DIRECTIONS:
In the data, extract each line that holds the string "Installed".

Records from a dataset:
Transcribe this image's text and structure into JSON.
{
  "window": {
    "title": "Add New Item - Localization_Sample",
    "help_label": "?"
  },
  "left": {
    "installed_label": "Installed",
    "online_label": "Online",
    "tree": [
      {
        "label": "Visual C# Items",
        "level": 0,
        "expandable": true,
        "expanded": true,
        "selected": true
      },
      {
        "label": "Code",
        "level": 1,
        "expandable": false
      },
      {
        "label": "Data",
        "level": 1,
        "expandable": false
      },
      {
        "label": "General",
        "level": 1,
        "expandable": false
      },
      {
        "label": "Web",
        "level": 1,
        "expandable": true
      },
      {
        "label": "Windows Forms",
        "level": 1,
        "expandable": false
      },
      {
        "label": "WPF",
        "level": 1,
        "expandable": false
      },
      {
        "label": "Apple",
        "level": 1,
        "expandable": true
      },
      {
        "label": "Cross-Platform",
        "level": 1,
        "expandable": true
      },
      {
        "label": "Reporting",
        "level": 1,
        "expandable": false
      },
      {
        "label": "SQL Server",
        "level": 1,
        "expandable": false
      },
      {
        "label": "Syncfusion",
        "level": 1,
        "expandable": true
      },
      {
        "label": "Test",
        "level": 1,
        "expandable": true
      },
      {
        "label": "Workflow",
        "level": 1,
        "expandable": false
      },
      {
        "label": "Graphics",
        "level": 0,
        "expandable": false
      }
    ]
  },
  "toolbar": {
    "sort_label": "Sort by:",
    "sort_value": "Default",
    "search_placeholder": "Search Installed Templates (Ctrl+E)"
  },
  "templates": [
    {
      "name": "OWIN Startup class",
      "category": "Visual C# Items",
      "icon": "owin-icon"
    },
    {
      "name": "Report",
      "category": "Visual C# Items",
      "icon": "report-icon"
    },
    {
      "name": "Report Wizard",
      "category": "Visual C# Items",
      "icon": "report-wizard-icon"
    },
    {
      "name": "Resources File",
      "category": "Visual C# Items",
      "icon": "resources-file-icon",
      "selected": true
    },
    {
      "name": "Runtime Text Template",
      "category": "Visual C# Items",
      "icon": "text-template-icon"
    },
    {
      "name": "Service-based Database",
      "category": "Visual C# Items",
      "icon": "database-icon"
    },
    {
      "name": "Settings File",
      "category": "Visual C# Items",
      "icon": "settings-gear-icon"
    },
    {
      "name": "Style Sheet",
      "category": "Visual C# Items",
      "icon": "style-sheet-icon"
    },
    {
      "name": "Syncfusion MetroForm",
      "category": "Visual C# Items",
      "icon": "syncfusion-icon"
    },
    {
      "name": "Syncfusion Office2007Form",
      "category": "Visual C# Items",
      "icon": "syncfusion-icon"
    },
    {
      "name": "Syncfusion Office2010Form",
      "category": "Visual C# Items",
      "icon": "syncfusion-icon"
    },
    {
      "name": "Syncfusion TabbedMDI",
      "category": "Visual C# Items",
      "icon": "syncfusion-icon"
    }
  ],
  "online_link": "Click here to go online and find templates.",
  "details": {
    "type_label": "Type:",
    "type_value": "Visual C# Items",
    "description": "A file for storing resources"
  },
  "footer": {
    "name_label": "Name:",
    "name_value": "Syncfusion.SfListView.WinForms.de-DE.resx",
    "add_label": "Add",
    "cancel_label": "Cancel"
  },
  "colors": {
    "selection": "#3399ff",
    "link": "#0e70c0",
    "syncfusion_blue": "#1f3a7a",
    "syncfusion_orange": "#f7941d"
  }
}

OUTPUT OF THE EXERCISE:
    "installed_label": "Installed",
    "search_placeholder": "Search Installed Templates (Ctrl+E)"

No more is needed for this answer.